Stated goal
Look for "JSON" in each line of the entries, and return the matching lines.

Stored records
#####

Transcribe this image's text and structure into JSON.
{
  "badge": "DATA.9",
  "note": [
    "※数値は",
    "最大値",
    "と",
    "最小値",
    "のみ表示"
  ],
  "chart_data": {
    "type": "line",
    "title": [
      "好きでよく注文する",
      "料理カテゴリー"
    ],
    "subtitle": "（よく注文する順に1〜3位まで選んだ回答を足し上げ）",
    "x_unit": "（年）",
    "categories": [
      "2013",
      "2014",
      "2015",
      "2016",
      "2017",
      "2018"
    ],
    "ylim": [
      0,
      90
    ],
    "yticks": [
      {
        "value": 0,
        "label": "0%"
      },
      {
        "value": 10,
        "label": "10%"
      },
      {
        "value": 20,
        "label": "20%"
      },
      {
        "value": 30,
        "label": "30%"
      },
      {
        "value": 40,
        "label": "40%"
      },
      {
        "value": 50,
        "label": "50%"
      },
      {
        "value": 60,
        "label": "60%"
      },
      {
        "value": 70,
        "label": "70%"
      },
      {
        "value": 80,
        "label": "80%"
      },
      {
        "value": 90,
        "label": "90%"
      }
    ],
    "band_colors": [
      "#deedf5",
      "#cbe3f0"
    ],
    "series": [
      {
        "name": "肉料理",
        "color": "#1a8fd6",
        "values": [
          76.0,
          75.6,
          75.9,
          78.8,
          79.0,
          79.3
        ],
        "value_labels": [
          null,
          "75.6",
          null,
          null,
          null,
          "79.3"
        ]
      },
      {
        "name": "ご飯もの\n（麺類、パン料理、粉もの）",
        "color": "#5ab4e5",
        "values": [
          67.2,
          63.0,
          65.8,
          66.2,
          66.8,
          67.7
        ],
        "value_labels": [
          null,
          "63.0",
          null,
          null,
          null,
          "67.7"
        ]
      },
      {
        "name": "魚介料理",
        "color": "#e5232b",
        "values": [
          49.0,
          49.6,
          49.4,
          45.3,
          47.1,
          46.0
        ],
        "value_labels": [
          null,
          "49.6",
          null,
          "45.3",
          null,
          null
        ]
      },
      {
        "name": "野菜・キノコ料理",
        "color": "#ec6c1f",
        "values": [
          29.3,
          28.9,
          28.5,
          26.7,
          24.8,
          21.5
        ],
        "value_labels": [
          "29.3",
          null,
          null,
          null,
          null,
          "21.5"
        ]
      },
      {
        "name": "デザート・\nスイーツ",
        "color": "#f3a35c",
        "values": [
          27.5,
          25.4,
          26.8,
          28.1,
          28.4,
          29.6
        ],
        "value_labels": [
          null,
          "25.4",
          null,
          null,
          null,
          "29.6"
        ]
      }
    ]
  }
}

#####

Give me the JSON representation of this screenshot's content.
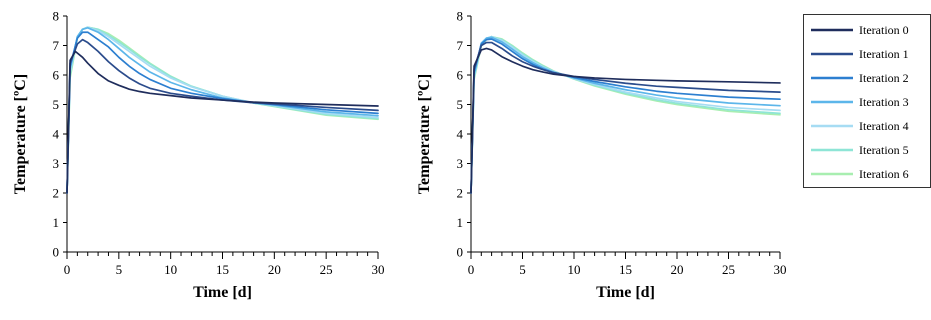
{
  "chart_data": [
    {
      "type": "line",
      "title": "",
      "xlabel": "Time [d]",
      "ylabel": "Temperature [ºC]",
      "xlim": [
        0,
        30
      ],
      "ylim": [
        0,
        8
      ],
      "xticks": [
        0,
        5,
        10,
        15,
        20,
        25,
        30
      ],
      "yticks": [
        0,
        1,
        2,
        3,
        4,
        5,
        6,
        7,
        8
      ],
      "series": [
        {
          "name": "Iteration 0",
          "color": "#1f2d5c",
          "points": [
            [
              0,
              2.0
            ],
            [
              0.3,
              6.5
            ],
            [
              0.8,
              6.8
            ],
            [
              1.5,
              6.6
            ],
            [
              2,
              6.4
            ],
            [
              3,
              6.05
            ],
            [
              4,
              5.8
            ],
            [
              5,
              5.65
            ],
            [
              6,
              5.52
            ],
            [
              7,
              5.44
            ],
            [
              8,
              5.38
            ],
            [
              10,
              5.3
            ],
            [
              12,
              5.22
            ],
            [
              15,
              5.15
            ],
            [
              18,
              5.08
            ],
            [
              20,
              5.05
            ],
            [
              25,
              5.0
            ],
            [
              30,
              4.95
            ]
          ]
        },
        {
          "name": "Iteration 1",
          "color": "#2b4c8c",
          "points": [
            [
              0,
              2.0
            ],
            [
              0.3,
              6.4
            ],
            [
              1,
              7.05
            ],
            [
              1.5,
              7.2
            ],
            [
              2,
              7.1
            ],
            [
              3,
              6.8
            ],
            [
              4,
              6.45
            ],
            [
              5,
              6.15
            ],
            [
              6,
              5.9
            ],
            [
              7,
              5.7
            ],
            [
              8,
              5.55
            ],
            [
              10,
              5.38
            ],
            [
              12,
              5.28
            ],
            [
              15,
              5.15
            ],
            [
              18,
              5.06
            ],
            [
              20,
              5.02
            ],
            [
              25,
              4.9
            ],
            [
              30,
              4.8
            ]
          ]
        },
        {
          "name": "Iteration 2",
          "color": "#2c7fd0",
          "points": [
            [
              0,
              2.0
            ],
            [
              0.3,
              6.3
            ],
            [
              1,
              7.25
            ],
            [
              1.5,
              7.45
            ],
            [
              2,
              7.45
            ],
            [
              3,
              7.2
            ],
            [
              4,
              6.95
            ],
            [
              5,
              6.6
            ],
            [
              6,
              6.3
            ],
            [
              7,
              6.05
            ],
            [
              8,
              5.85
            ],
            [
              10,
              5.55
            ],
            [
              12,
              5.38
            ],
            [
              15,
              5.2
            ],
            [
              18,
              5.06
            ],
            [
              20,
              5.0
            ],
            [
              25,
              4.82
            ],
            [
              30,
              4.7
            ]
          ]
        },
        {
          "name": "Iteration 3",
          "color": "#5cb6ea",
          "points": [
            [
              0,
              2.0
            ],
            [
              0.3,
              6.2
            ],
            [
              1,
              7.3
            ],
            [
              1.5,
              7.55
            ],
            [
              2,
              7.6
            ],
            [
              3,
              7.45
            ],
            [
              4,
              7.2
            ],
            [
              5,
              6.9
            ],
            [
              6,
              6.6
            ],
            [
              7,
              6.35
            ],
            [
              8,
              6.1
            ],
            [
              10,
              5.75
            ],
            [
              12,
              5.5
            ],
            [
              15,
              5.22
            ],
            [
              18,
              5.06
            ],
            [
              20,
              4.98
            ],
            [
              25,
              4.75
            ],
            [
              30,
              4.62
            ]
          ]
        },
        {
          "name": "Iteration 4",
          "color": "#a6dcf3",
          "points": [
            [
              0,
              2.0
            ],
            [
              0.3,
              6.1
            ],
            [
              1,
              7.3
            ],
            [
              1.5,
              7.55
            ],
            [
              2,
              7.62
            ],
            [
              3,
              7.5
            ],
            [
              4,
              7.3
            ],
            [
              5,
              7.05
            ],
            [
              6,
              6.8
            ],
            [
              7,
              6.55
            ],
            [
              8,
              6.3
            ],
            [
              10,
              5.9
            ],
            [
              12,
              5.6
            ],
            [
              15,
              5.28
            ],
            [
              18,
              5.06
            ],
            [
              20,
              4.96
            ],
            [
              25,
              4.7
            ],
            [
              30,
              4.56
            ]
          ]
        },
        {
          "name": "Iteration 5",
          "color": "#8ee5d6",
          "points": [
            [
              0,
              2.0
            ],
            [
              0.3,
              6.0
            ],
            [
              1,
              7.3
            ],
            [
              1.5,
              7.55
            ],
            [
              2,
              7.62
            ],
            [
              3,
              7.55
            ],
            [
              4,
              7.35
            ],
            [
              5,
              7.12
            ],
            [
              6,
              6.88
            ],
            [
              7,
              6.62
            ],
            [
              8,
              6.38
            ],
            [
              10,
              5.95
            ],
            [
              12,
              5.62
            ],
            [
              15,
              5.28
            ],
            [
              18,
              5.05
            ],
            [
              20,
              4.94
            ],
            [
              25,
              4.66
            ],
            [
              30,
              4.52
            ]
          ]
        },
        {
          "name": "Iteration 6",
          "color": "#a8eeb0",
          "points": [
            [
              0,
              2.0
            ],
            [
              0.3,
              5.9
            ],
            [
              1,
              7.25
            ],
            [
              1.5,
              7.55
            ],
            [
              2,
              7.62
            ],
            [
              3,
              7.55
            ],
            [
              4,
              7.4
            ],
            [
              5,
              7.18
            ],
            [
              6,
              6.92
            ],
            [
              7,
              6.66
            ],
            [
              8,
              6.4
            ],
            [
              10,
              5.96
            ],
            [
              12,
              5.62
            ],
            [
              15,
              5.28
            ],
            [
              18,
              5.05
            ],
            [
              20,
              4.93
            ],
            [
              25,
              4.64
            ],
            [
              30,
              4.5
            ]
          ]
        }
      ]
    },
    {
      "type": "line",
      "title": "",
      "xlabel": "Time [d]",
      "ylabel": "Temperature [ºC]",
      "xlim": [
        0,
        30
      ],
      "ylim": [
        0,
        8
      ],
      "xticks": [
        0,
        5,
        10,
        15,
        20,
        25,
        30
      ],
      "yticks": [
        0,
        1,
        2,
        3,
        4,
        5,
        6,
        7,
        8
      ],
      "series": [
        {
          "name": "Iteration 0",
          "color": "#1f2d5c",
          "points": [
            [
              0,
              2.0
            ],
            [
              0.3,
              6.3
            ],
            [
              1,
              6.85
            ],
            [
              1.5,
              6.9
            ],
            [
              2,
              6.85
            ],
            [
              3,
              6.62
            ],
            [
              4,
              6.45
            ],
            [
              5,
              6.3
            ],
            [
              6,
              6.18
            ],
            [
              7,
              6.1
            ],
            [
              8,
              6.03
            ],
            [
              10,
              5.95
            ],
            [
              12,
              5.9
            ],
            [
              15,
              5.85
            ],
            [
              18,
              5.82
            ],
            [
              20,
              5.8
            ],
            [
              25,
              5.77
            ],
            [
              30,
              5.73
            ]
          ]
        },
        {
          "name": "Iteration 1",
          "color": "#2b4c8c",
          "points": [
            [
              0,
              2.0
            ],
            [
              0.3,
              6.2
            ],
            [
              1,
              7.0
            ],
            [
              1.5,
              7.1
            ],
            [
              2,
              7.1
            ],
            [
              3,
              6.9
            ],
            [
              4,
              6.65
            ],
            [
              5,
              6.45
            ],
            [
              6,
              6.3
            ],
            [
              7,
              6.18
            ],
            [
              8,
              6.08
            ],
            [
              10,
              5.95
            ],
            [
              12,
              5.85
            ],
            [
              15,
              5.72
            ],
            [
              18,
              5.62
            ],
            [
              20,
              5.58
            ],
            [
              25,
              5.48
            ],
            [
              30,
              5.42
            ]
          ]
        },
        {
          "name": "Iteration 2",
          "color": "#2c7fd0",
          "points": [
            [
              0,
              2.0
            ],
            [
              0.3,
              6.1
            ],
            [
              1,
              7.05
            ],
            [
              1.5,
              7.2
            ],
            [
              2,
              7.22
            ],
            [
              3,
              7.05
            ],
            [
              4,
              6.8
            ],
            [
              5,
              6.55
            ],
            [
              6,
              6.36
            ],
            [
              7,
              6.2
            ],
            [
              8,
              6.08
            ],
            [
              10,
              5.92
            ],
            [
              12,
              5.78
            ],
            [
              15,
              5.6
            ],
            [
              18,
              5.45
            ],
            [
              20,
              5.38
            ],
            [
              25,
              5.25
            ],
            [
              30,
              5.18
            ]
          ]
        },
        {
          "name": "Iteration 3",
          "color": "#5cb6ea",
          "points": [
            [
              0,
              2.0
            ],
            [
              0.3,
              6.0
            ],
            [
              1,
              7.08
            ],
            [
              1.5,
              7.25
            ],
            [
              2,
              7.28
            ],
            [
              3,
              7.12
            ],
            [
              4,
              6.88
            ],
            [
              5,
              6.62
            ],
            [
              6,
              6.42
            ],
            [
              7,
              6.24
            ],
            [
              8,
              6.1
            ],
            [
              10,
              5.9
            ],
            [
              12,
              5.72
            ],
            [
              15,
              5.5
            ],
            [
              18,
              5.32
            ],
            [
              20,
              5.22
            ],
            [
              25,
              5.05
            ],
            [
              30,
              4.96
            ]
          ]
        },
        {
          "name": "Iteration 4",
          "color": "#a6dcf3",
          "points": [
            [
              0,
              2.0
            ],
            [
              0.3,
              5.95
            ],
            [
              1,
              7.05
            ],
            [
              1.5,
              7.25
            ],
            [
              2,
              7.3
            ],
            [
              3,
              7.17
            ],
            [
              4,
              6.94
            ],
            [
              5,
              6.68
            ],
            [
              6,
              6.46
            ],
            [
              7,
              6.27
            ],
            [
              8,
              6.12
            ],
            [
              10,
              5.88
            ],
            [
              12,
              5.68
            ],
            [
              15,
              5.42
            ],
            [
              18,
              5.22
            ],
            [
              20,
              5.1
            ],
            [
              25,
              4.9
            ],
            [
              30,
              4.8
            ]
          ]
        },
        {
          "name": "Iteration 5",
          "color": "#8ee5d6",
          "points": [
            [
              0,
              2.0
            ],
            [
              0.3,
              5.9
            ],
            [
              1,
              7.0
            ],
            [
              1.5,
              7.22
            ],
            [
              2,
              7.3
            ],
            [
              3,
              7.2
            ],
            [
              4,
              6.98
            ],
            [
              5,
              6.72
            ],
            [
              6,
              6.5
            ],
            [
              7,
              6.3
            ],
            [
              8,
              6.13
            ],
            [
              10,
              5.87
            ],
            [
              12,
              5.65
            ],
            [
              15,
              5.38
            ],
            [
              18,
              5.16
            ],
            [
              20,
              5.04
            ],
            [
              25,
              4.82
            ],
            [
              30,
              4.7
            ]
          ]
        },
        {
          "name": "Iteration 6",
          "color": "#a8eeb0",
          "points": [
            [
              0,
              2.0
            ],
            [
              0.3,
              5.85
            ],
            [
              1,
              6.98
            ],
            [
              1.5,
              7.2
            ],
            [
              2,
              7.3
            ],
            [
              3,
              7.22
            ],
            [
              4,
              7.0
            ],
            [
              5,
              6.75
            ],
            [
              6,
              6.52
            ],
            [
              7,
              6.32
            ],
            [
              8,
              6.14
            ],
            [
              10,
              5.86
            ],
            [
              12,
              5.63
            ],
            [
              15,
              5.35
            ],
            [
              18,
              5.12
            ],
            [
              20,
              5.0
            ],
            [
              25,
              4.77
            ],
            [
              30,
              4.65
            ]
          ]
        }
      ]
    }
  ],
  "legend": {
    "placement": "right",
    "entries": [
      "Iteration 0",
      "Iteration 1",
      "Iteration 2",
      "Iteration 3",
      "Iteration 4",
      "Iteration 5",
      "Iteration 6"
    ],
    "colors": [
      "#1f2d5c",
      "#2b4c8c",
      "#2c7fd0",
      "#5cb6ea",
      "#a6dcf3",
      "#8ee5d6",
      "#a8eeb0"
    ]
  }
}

#####

Solution for this task
Transcribe this image's text and structure into JSON.
Give me the JSON representation of this screenshot's content.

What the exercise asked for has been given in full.